▶ DESCRIPTION OF THE TASK: Write out the full set of records exactly. Any pictures in them do not belong in the copy.

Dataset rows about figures
▼

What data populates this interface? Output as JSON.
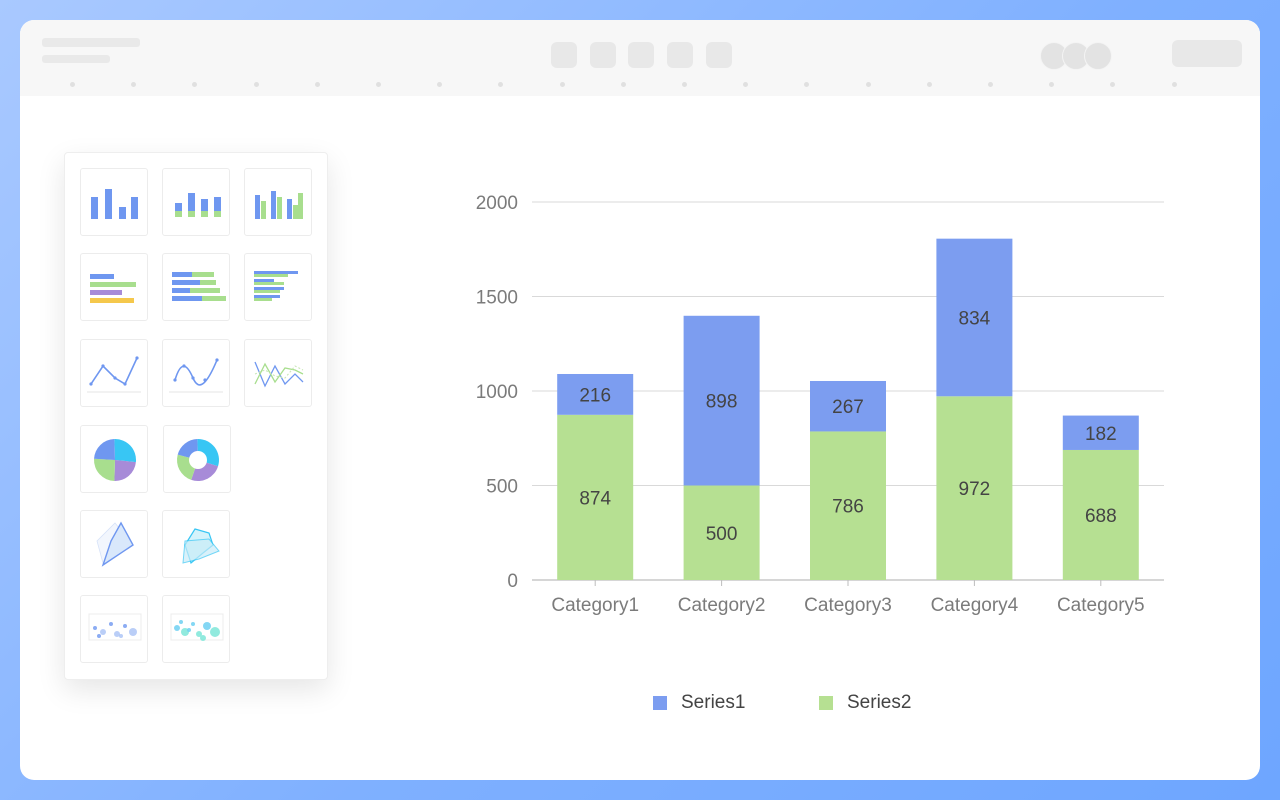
{
  "colors": {
    "series1": "#7c9df0",
    "series2": "#b6e092",
    "grid": "#d9d9d9",
    "axis_text": "#7b7b7b",
    "label_text": "#444444"
  },
  "chart_picker": {
    "tiles": [
      {
        "name": "bar-chart-icon"
      },
      {
        "name": "stacked-bar-chart-icon"
      },
      {
        "name": "grouped-bar-chart-icon"
      },
      {
        "name": "horizontal-bar-chart-icon"
      },
      {
        "name": "stacked-horizontal-bar-chart-icon"
      },
      {
        "name": "grouped-horizontal-bar-chart-icon"
      },
      {
        "name": "line-chart-icon"
      },
      {
        "name": "smooth-line-chart-icon"
      },
      {
        "name": "multi-line-chart-icon"
      },
      {
        "name": "pie-chart-icon"
      },
      {
        "name": "donut-chart-icon"
      },
      {
        "name": "radar-chart-icon"
      },
      {
        "name": "multi-radar-chart-icon"
      },
      {
        "name": "scatter-chart-icon"
      },
      {
        "name": "bubble-chart-icon"
      }
    ]
  },
  "chart_data": {
    "type": "bar",
    "stacked": true,
    "categories": [
      "Category1",
      "Category2",
      "Category3",
      "Category4",
      "Category5"
    ],
    "series": [
      {
        "name": "Series2",
        "values": [
          874,
          500,
          786,
          972,
          688
        ],
        "color": "#b6e092"
      },
      {
        "name": "Series1",
        "values": [
          216,
          898,
          267,
          834,
          182
        ],
        "color": "#7c9df0"
      }
    ],
    "ylim": [
      0,
      2000
    ],
    "yticks": [
      0,
      500,
      1000,
      1500,
      2000
    ],
    "grid": true,
    "legend_position": "bottom-center",
    "legend": [
      "Series1",
      "Series2"
    ]
  }
}
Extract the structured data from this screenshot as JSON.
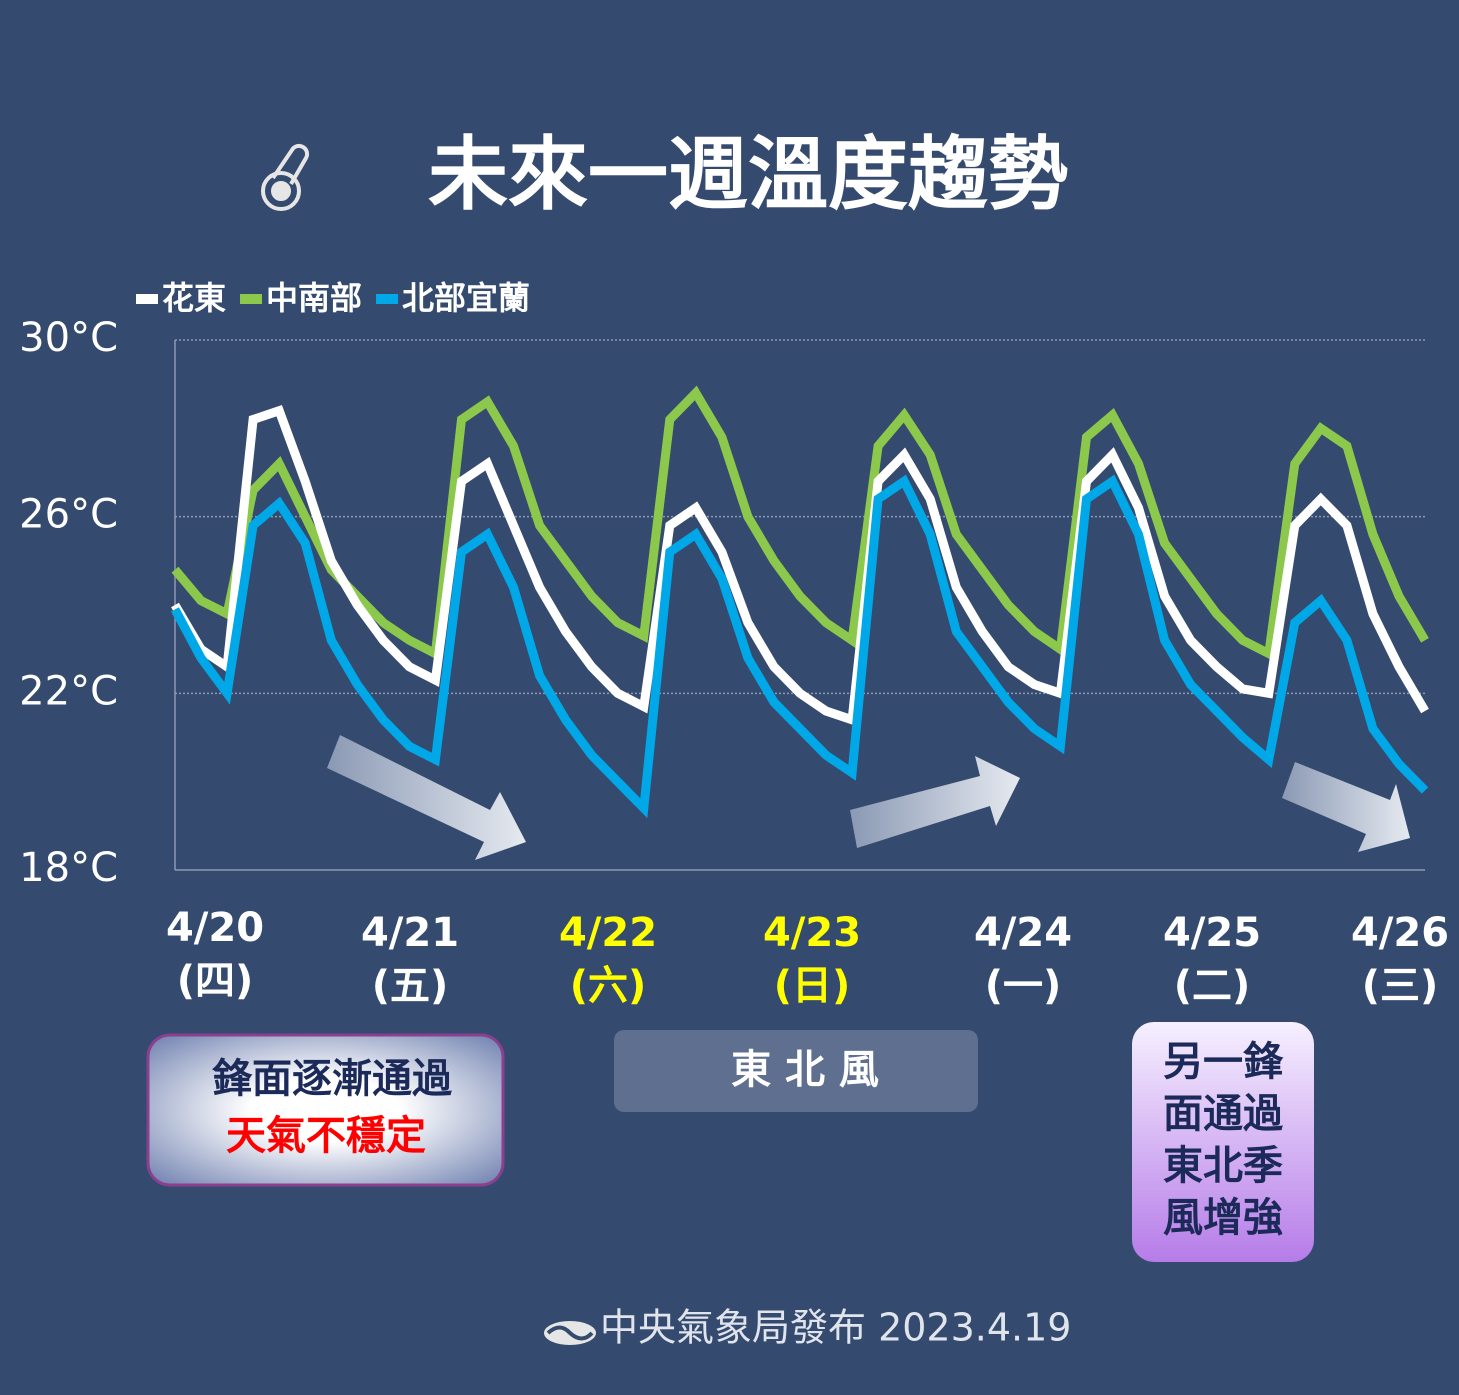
{
  "chart_data": {
    "type": "line",
    "title": "未來一週溫度趨勢",
    "xlim": [
      0,
      48
    ],
    "ylim": [
      18,
      30
    ],
    "yticks": [
      {
        "value": 18,
        "label": "18°C"
      },
      {
        "value": 22,
        "label": "22°C"
      },
      {
        "value": 26,
        "label": "26°C"
      },
      {
        "value": 30,
        "label": "30°C"
      }
    ],
    "grid": true,
    "x_labels": [
      {
        "date": "4/20",
        "day": "(四)",
        "color": "#ffffff"
      },
      {
        "date": "4/21",
        "day": "(五)",
        "color": "#ffffff"
      },
      {
        "date": "4/22",
        "day": "(六)",
        "color": "#ffff00"
      },
      {
        "date": "4/23",
        "day": "(日)",
        "color": "#ffff00"
      },
      {
        "date": "4/24",
        "day": "(一)",
        "color": "#ffffff"
      },
      {
        "date": "4/25",
        "day": "(二)",
        "color": "#ffffff"
      },
      {
        "date": "4/26",
        "day": "(三)",
        "color": "#ffffff"
      }
    ],
    "series": [
      {
        "name": "花東",
        "color": "#ffffff",
        "values": [
          24.0,
          23.0,
          22.6,
          28.2,
          28.4,
          26.8,
          25.0,
          24.0,
          23.2,
          22.6,
          22.3,
          26.8,
          27.2,
          25.8,
          24.4,
          23.4,
          22.6,
          22.0,
          21.7,
          25.8,
          26.2,
          25.2,
          23.6,
          22.6,
          22.0,
          21.6,
          21.4,
          26.8,
          27.4,
          26.4,
          24.4,
          23.4,
          22.6,
          22.2,
          22.0,
          26.8,
          27.4,
          26.2,
          24.2,
          23.2,
          22.6,
          22.1,
          22.0,
          25.8,
          26.4,
          25.8,
          23.8,
          22.6,
          21.6
        ]
      },
      {
        "name": "中南部",
        "color": "#8cc84b",
        "values": [
          24.8,
          24.1,
          23.8,
          26.6,
          27.2,
          26.0,
          24.8,
          24.2,
          23.6,
          23.2,
          22.9,
          28.2,
          28.6,
          27.6,
          25.8,
          25.0,
          24.2,
          23.6,
          23.3,
          28.2,
          28.8,
          27.8,
          26.0,
          25.0,
          24.2,
          23.6,
          23.2,
          27.6,
          28.3,
          27.4,
          25.6,
          24.8,
          24.0,
          23.4,
          23.0,
          27.8,
          28.3,
          27.2,
          25.4,
          24.6,
          23.8,
          23.2,
          22.9,
          27.2,
          28.0,
          27.6,
          25.6,
          24.2,
          23.2
        ]
      },
      {
        "name": "北部宜蘭",
        "color": "#00a8e8",
        "values": [
          23.9,
          22.8,
          22.0,
          25.8,
          26.3,
          25.4,
          23.2,
          22.2,
          21.4,
          20.8,
          20.5,
          25.2,
          25.6,
          24.4,
          22.4,
          21.4,
          20.6,
          20.0,
          19.4,
          25.2,
          25.6,
          24.6,
          22.8,
          21.8,
          21.2,
          20.6,
          20.2,
          26.4,
          26.8,
          25.6,
          23.4,
          22.6,
          21.8,
          21.2,
          20.8,
          26.4,
          26.8,
          25.6,
          23.2,
          22.2,
          21.6,
          21.0,
          20.5,
          23.6,
          24.1,
          23.2,
          21.2,
          20.4,
          19.8
        ]
      }
    ]
  },
  "notes": {
    "front": [
      "鋒面逐漸通過",
      "天氣不穩定"
    ],
    "wind": "東 北 風",
    "second_front": [
      "另一鋒",
      "面通過",
      "東北季",
      "風增強"
    ]
  },
  "footer": "中央氣象局發布 2023.4.19"
}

▲

▶ REPLY TO THE TASK:
What data populates this interface? Output as JSON.
{
  "colors": {
    "series1": "#7c9df0",
    "series2": "#b6e092",
    "grid": "#d9d9d9",
    "axis_text": "#7b7b7b",
    "label_text": "#444444"
  },
  "chart_picker": {
    "tiles": [
      {
        "name": "bar-chart-icon"
      },
      {
        "name": "stacked-bar-chart-icon"
      },
      {
        "name": "grouped-bar-chart-icon"
      },
      {
        "name": "horizontal-bar-chart-icon"
      },
      {
        "name": "stacked-horizontal-bar-chart-icon"
      },
      {
        "name": "grouped-horizontal-bar-chart-icon"
      },
      {
        "name": "line-chart-icon"
      },
      {
        "name": "smooth-line-chart-icon"
      },
      {
        "name": "multi-line-chart-icon"
      },
      {
        "name": "pie-chart-icon"
      },
      {
        "name": "donut-chart-icon"
      },
      {
        "name": "radar-chart-icon"
      },
      {
        "name": "multi-radar-chart-icon"
      },
      {
        "name": "scatter-chart-icon"
      },
      {
        "name": "bubble-chart-icon"
      }
    ]
  },
  "chart_data": {
    "type": "bar",
    "stacked": true,
    "categories": [
      "Category1",
      "Category2",
      "Category3",
      "Category4",
      "Category5"
    ],
    "series": [
      {
        "name": "Series2",
        "values": [
          874,
          500,
          786,
          972,
          688
        ],
        "color": "#b6e092"
      },
      {
        "name": "Series1",
        "values": [
          216,
          898,
          267,
          834,
          182
        ],
        "color": "#7c9df0"
      }
    ],
    "ylim": [
      0,
      2000
    ],
    "yticks": [
      0,
      500,
      1000,
      1500,
      2000
    ],
    "grid": true,
    "legend_position": "bottom-center",
    "legend": [
      "Series1",
      "Series2"
    ]
  }
}
Extract the structured data from this screenshot as JSON.
{
  "chart_data": {
    "type": "line",
    "title": "未來一週溫度趨勢",
    "xlim": [
      0,
      48
    ],
    "ylim": [
      18,
      30
    ],
    "yticks": [
      {
        "value": 18,
        "label": "18°C"
      },
      {
        "value": 22,
        "label": "22°C"
      },
      {
        "value": 26,
        "label": "26°C"
      },
      {
        "value": 30,
        "label": "30°C"
      }
    ],
    "grid": true,
    "x_labels": [
      {
        "date": "4/20",
        "day": "(四)",
        "color": "#ffffff"
      },
      {
        "date": "4/21",
        "day": "(五)",
        "color": "#ffffff"
      },
      {
        "date": "4/22",
        "day": "(六)",
        "color": "#ffff00"
      },
      {
        "date": "4/23",
        "day": "(日)",
        "color": "#ffff00"
      },
      {
        "date": "4/24",
        "day": "(一)",
        "color": "#ffffff"
      },
      {
        "date": "4/25",
        "day": "(二)",
        "color": "#ffffff"
      },
      {
        "date": "4/26",
        "day": "(三)",
        "color": "#ffffff"
      }
    ],
    "series": [
      {
        "name": "花東",
        "color": "#ffffff",
        "values": [
          24.0,
          23.0,
          22.6,
          28.2,
          28.4,
          26.8,
          25.0,
          24.0,
          23.2,
          22.6,
          22.3,
          26.8,
          27.2,
          25.8,
          24.4,
          23.4,
          22.6,
          22.0,
          21.7,
          25.8,
          26.2,
          25.2,
          23.6,
          22.6,
          22.0,
          21.6,
          21.4,
          26.8,
          27.4,
          26.4,
          24.4,
          23.4,
          22.6,
          22.2,
          22.0,
          26.8,
          27.4,
          26.2,
          24.2,
          23.2,
          22.6,
          22.1,
          22.0,
          25.8,
          26.4,
          25.8,
          23.8,
          22.6,
          21.6
        ]
      },
      {
        "name": "中南部",
        "color": "#8cc84b",
        "values": [
          24.8,
          24.1,
          23.8,
          26.6,
          27.2,
          26.0,
          24.8,
          24.2,
          23.6,
          23.2,
          22.9,
          28.2,
          28.6,
          27.6,
          25.8,
          25.0,
          24.2,
          23.6,
          23.3,
          28.2,
          28.8,
          27.8,
          26.0,
          25.0,
          24.2,
          23.6,
          23.2,
          27.6,
          28.3,
          27.4,
          25.6,
          24.8,
          24.0,
          23.4,
          23.0,
          27.8,
          28.3,
          27.2,
          25.4,
          24.6,
          23.8,
          23.2,
          22.9,
          27.2,
          28.0,
          27.6,
          25.6,
          24.2,
          23.2
        ]
      },
      {
        "name": "北部宜蘭",
        "color": "#00a8e8",
        "values": [
          23.9,
          22.8,
          22.0,
          25.8,
          26.3,
          25.4,
          23.2,
          22.2,
          21.4,
          20.8,
          20.5,
          25.2,
          25.6,
          24.4,
          22.4,
          21.4,
          20.6,
          20.0,
          19.4,
          25.2,
          25.6,
          24.6,
          22.8,
          21.8,
          21.2,
          20.6,
          20.2,
          26.4,
          26.8,
          25.6,
          23.4,
          22.6,
          21.8,
          21.2,
          20.8,
          26.4,
          26.8,
          25.6,
          23.2,
          22.2,
          21.6,
          21.0,
          20.5,
          23.6,
          24.1,
          23.2,
          21.2,
          20.4,
          19.8
        ]
      }
    ]
  },
  "notes": {
    "front": [
      "鋒面逐漸通過",
      "天氣不穩定"
    ],
    "wind": "東 北 風",
    "second_front": [
      "另一鋒",
      "面通過",
      "東北季",
      "風增強"
    ]
  },
  "footer": "中央氣象局發布 2023.4.19"
}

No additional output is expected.